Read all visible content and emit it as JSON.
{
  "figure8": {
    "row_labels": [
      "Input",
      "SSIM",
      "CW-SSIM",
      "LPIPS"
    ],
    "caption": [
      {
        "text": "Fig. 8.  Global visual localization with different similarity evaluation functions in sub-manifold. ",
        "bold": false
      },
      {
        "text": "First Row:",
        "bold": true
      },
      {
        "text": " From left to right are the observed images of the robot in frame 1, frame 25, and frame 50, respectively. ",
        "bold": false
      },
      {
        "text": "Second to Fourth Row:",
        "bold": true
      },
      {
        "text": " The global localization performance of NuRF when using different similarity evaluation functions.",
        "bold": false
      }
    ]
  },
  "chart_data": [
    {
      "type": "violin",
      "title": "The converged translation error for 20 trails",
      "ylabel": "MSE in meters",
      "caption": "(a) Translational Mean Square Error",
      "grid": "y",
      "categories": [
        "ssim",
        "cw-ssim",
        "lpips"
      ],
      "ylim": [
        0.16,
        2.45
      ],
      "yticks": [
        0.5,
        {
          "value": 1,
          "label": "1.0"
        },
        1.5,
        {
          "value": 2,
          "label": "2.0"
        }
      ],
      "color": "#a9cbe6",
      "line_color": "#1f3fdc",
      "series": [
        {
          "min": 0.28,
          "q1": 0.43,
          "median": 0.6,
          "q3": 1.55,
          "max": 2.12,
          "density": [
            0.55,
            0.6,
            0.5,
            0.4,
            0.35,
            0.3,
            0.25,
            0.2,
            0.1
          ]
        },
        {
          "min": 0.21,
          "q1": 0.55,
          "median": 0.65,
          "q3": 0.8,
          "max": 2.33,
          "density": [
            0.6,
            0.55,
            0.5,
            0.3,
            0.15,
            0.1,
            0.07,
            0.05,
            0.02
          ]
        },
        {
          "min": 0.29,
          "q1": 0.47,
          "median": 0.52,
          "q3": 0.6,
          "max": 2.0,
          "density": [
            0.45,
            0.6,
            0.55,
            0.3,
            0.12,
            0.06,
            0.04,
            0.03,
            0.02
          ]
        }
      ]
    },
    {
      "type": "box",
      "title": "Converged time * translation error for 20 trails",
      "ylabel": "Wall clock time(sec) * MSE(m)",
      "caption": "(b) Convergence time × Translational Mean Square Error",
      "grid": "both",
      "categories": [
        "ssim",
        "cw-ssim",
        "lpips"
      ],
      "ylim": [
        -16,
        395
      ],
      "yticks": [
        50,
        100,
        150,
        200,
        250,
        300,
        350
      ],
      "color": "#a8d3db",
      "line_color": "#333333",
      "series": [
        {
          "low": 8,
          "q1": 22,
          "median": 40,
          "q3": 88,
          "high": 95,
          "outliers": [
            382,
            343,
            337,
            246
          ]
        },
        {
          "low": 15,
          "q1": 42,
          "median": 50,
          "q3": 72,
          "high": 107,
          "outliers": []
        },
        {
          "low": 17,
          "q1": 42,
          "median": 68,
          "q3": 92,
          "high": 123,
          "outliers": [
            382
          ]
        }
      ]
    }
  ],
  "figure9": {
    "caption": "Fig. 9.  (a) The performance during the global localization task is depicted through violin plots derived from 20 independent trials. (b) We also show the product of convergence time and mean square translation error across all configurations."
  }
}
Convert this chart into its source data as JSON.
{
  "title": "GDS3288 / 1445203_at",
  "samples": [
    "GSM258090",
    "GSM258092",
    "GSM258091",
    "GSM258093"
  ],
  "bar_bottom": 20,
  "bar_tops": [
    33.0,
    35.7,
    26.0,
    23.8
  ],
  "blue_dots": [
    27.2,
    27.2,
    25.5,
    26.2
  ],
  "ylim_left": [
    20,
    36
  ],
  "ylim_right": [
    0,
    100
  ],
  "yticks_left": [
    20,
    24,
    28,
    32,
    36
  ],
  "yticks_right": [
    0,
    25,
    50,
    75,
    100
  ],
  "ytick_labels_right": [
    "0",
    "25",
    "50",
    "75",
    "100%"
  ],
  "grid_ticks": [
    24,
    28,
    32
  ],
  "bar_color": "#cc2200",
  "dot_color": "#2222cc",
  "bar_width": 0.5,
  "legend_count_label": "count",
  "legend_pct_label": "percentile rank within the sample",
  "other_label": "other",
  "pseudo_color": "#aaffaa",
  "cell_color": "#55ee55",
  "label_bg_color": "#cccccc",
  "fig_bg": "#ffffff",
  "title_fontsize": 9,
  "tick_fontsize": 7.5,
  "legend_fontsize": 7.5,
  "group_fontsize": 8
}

What you should do: Quote each line of the data above exactly as written.

The reply:
Read all visible content and emit it as JSON.
{
  "figure8": {
    "row_labels": [
      "Input",
      "SSIM",
      "CW-SSIM",
      "LPIPS"
    ],
    "caption": [
      {
        "text": "Fig. 8.  Global visual localization with different similarity evaluation functions in sub-manifold. ",
        "bold": false
      },
      {
        "text": "First Row:",
        "bold": true
      },
      {
        "text": " From left to right are the observed images of the robot in frame 1, frame 25, and frame 50, respectively. ",
        "bold": false
      },
      {
        "text": "Second to Fourth Row:",
        "bold": true
      },
      {
        "text": " The global localization performance of NuRF when using different similarity evaluation functions.",
        "bold": false
      }
    ]
  },
  "chart_data": [
    {
      "type": "violin",
      "title": "The converged translation error for 20 trails",
      "ylabel": "MSE in meters",
      "caption": "(a) Translational Mean Square Error",
      "grid": "y",
      "categories": [
        "ssim",
        "cw-ssim",
        "lpips"
      ],
      "ylim": [
        0.16,
        2.45
      ],
      "yticks": [
        0.5,
        {
          "value": 1,
          "label": "1.0"
        },
        1.5,
        {
          "value": 2,
          "label": "2.0"
        }
      ],
      "color": "#a9cbe6",
      "line_color": "#1f3fdc",
      "series": [
        {
          "min": 0.28,
          "q1": 0.43,
          "median": 0.6,
          "q3": 1.55,
          "max": 2.12,
          "density": [
            0.55,
            0.6,
            0.5,
            0.4,
            0.35,
            0.3,
            0.25,
            0.2,
            0.1
          ]
        },
        {
          "min": 0.21,
          "q1": 0.55,
          "median": 0.65,
          "q3": 0.8,
          "max": 2.33,
          "density": [
            0.6,
            0.55,
            0.5,
            0.3,
            0.15,
            0.1,
            0.07,
            0.05,
            0.02
          ]
        },
        {
          "min": 0.29,
          "q1": 0.47,
          "median": 0.52,
          "q3": 0.6,
          "max": 2.0,
          "density": [
            0.45,
            0.6,
            0.55,
            0.3,
            0.12,
            0.06,
            0.04,
            0.03,
            0.02
          ]
        }
      ]
    },
    {
      "type": "box",
      "title": "Converged time * translation error for 20 trails",
      "ylabel": "Wall clock time(sec) * MSE(m)",
      "caption": "(b) Convergence time × Translational Mean Square Error",
      "grid": "both",
      "categories": [
        "ssim",
        "cw-ssim",
        "lpips"
      ],
      "ylim": [
        -16,
        395
      ],
      "yticks": [
        50,
        100,
        150,
        200,
        250,
        300,
        350
      ],
      "color": "#a8d3db",
      "line_color": "#333333",
      "series": [
        {
          "low": 8,
          "q1": 22,
          "median": 40,
          "q3": 88,
          "high": 95,
          "outliers": [
            382,
            343,
            337,
            246
          ]
        },
        {
          "low": 15,
          "q1": 42,
          "median": 50,
          "q3": 72,
          "high": 107,
          "outliers": []
        },
        {
          "low": 17,
          "q1": 42,
          "median": 68,
          "q3": 92,
          "high": 123,
          "outliers": [
            382
          ]
        }
      ]
    }
  ],
  "figure9": {
    "caption": "Fig. 9.  (a) The performance during the global localization task is depicted through violin plots derived from 20 independent trials. (b) We also show the product of convergence time and mean square translation error across all configurations."
  }
}
Convert this chart into its source data as JSON.
{
  "title": "GDS3288 / 1445203_at",
  "samples": [
    "GSM258090",
    "GSM258092",
    "GSM258091",
    "GSM258093"
  ],
  "bar_bottom": 20,
  "bar_tops": [
    33.0,
    35.7,
    26.0,
    23.8
  ],
  "blue_dots": [
    27.2,
    27.2,
    25.5,
    26.2
  ],
  "ylim_left": [
    20,
    36
  ],
  "ylim_right": [
    0,
    100
  ],
  "yticks_left": [
    20,
    24,
    28,
    32,
    36
  ],
  "yticks_right": [
    0,
    25,
    50,
    75,
    100
  ],
  "ytick_labels_right": [
    "0",
    "25",
    "50",
    "75",
    "100%"
  ],
  "grid_ticks": [
    24,
    28,
    32
  ],
  "bar_color": "#cc2200",
  "dot_color": "#2222cc",
  "bar_width": 0.5,
  "legend_count_label": "count",
  "legend_pct_label": "percentile rank within the sample",
  "other_label": "other",
  "pseudo_color": "#aaffaa",
  "cell_color": "#55ee55",
  "label_bg_color": "#cccccc",
  "fig_bg": "#ffffff",
  "title_fontsize": 9,
  "tick_fontsize": 7.5,
  "legend_fontsize": 7.5,
  "group_fontsize": 8
}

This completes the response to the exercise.